▶ _課題の指示_:
項目の先頭から「panel-d-point [720,466,725,472]」を含む行まで、その行も含めて抜き出し、一字一句変えずに書き写すこと。

▶ _提供資料_:
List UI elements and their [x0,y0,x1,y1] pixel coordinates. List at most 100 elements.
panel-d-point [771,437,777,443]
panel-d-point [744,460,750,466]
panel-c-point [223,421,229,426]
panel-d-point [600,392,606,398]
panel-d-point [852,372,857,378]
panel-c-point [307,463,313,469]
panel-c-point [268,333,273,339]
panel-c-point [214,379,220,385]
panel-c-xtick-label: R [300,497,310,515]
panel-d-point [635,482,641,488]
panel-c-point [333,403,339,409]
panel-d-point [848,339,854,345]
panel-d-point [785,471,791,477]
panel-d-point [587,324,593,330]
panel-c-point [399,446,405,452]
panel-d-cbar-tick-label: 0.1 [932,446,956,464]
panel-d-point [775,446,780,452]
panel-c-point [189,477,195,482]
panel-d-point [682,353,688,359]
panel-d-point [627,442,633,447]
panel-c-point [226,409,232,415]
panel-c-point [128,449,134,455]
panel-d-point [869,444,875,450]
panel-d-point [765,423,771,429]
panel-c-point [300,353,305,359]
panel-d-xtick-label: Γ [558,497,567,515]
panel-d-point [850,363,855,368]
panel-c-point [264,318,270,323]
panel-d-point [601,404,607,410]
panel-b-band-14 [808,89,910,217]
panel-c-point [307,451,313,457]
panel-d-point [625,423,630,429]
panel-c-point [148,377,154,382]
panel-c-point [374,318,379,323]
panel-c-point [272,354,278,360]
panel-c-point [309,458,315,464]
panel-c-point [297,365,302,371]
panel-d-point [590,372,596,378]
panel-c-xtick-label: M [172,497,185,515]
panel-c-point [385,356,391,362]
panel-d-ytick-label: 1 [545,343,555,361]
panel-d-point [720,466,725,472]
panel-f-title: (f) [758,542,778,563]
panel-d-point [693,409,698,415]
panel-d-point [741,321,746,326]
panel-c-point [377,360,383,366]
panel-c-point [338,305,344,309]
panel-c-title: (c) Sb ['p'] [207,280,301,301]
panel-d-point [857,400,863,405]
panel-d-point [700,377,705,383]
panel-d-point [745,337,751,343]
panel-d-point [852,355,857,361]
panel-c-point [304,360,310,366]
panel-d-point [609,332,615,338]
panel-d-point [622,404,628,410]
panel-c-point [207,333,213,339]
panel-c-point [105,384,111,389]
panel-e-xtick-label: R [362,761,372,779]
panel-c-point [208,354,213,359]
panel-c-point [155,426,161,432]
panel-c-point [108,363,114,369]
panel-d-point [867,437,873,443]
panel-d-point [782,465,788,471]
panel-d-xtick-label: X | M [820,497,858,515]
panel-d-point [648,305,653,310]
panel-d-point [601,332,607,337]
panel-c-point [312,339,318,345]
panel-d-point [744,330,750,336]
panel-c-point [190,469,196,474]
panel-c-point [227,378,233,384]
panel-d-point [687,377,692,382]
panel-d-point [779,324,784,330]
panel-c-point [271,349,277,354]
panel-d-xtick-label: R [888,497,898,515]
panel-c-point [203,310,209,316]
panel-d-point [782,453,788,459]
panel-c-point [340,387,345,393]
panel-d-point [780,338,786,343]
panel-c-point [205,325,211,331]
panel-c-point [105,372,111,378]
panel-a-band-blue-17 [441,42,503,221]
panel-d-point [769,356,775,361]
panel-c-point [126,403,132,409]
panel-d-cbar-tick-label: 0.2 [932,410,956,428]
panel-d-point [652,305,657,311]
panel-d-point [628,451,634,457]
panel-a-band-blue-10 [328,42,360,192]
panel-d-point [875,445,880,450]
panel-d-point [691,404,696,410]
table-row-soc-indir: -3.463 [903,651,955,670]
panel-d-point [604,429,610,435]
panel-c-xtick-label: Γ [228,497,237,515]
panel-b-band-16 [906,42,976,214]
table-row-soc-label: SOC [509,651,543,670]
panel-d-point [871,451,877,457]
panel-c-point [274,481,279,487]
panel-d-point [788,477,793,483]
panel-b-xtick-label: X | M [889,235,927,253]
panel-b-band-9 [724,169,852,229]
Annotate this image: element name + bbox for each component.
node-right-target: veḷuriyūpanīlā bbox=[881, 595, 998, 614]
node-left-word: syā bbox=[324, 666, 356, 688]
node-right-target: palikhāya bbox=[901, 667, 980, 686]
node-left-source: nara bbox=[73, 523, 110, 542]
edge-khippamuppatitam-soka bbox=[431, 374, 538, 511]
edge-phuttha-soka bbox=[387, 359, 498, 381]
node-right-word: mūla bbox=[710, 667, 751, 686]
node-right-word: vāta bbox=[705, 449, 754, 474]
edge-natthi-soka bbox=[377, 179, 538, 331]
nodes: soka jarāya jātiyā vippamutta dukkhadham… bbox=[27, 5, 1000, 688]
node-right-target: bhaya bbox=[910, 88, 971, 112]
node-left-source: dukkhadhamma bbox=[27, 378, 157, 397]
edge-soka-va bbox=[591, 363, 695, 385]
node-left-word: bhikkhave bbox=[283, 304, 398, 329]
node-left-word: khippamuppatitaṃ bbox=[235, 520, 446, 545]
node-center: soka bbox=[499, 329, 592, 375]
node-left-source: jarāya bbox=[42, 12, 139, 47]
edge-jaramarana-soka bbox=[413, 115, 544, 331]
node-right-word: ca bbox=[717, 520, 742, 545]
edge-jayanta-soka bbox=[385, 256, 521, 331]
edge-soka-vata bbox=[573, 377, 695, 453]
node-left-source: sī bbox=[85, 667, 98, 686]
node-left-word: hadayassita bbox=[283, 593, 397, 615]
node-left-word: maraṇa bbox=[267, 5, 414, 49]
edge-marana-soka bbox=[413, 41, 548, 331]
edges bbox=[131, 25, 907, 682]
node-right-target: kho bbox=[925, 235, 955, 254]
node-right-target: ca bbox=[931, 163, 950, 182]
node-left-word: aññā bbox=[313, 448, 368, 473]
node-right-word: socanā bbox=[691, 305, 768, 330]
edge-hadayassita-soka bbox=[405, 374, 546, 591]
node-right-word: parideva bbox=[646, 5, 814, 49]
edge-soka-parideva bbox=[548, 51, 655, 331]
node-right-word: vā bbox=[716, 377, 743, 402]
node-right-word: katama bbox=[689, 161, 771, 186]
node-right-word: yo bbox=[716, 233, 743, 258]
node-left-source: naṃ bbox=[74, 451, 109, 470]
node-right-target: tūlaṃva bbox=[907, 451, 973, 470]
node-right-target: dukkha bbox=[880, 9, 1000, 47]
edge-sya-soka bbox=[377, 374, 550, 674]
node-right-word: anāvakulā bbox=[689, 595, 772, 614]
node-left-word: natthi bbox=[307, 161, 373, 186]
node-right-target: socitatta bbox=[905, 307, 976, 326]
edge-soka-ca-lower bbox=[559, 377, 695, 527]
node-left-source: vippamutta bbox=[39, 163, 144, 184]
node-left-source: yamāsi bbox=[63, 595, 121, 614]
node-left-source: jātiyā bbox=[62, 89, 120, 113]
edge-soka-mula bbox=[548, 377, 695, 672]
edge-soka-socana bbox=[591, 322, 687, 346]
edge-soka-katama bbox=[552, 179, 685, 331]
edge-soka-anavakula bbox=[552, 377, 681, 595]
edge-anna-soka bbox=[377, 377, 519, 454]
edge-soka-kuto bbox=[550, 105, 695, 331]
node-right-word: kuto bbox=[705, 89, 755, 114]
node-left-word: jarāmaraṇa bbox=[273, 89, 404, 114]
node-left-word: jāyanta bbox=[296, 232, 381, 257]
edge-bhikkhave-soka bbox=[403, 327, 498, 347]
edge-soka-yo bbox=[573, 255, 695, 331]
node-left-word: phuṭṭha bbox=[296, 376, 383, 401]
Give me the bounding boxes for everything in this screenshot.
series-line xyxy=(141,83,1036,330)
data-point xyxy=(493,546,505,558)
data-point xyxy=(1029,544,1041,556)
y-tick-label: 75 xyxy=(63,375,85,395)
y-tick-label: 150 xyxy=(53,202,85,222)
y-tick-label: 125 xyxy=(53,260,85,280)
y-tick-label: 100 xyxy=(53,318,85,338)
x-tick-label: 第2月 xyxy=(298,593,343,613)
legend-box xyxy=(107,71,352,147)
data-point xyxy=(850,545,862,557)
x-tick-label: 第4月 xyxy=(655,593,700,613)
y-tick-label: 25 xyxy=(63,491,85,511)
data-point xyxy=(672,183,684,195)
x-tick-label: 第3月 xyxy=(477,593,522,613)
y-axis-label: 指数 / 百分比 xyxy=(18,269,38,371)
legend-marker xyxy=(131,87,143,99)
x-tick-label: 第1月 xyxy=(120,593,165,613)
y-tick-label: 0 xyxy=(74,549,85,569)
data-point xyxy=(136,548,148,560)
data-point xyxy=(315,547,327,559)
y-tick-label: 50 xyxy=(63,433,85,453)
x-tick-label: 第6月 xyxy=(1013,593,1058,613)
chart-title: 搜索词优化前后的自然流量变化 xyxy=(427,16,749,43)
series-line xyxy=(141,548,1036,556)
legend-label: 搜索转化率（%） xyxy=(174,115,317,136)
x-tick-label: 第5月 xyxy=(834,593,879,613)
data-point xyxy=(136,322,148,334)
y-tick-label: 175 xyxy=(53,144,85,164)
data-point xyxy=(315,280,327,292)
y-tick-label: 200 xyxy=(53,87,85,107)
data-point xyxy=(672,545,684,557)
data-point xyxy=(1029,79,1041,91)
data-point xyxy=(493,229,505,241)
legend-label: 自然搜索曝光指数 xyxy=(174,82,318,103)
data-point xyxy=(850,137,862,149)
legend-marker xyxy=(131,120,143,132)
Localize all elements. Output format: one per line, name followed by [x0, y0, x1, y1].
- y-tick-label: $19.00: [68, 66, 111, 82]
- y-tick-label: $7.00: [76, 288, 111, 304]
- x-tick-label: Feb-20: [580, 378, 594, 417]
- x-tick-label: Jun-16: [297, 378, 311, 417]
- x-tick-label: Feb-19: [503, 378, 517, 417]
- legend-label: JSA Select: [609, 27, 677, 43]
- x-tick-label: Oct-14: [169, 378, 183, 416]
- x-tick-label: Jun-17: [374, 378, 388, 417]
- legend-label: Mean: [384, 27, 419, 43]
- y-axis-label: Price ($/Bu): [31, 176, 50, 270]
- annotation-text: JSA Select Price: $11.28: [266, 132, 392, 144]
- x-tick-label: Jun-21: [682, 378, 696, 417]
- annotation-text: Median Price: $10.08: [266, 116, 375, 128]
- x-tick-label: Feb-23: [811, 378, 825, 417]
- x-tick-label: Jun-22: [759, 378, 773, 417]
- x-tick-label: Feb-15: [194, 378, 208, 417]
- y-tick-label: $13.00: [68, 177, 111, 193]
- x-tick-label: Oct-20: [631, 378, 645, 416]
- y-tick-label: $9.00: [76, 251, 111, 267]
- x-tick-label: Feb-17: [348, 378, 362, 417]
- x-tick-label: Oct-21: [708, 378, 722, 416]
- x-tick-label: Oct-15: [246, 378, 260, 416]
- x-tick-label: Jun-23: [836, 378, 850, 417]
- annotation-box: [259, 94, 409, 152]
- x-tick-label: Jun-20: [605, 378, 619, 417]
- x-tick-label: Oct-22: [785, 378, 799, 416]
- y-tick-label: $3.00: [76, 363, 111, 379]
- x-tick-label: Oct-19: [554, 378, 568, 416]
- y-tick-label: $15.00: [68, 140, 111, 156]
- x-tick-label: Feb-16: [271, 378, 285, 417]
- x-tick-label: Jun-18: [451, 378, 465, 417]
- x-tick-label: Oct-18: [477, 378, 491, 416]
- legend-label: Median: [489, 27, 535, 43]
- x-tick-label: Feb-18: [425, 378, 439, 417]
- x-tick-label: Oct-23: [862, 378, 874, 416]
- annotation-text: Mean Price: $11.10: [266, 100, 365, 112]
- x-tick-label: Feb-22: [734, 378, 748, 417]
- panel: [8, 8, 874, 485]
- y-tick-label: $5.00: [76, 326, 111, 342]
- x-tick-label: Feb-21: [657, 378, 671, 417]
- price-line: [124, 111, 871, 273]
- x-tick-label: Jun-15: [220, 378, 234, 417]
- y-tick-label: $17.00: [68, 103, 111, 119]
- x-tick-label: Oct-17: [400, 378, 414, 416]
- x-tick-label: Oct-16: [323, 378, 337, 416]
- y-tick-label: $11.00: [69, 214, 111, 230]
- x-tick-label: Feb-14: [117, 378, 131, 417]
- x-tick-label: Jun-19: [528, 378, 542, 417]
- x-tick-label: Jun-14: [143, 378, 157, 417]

▶ _課題への回答_:
List UI elements and their [x0,y0,x1,y1] pixel coordinates. List at most 100 elements.
panel-d-point [771,437,777,443]
panel-d-point [744,460,750,466]
panel-c-point [223,421,229,426]
panel-d-point [600,392,606,398]
panel-d-point [852,372,857,378]
panel-c-point [307,463,313,469]
panel-c-point [268,333,273,339]
panel-c-point [214,379,220,385]
panel-c-xtick-label: R [300,497,310,515]
panel-d-point [635,482,641,488]
panel-c-point [333,403,339,409]
panel-d-point [848,339,854,345]
panel-d-point [785,471,791,477]
panel-d-point [587,324,593,330]
panel-c-point [399,446,405,452]
panel-d-cbar-tick-label: 0.1 [932,446,956,464]
panel-d-point [775,446,780,452]
panel-c-point [189,477,195,482]
panel-d-point [682,353,688,359]
panel-d-point [627,442,633,447]
panel-c-point [226,409,232,415]
panel-c-point [128,449,134,455]
panel-d-point [869,444,875,450]
panel-d-point [765,423,771,429]
panel-c-point [300,353,305,359]
panel-d-xtick-label: Γ [558,497,567,515]
panel-d-point [850,363,855,368]
panel-c-point [264,318,270,323]
panel-d-point [601,404,607,410]
panel-b-band-14 [808,89,910,217]
panel-c-point [307,451,313,457]
panel-d-point [625,423,630,429]
panel-c-point [148,377,154,382]
panel-c-point [374,318,379,323]
panel-c-point [272,354,278,360]
panel-c-point [309,458,315,464]
panel-c-point [297,365,302,371]
panel-d-point [590,372,596,378]
panel-c-xtick-label: M [172,497,185,515]
panel-c-point [385,356,391,362]
panel-d-ytick-label: 1 [545,343,555,361]
panel-d-point [720,466,725,472]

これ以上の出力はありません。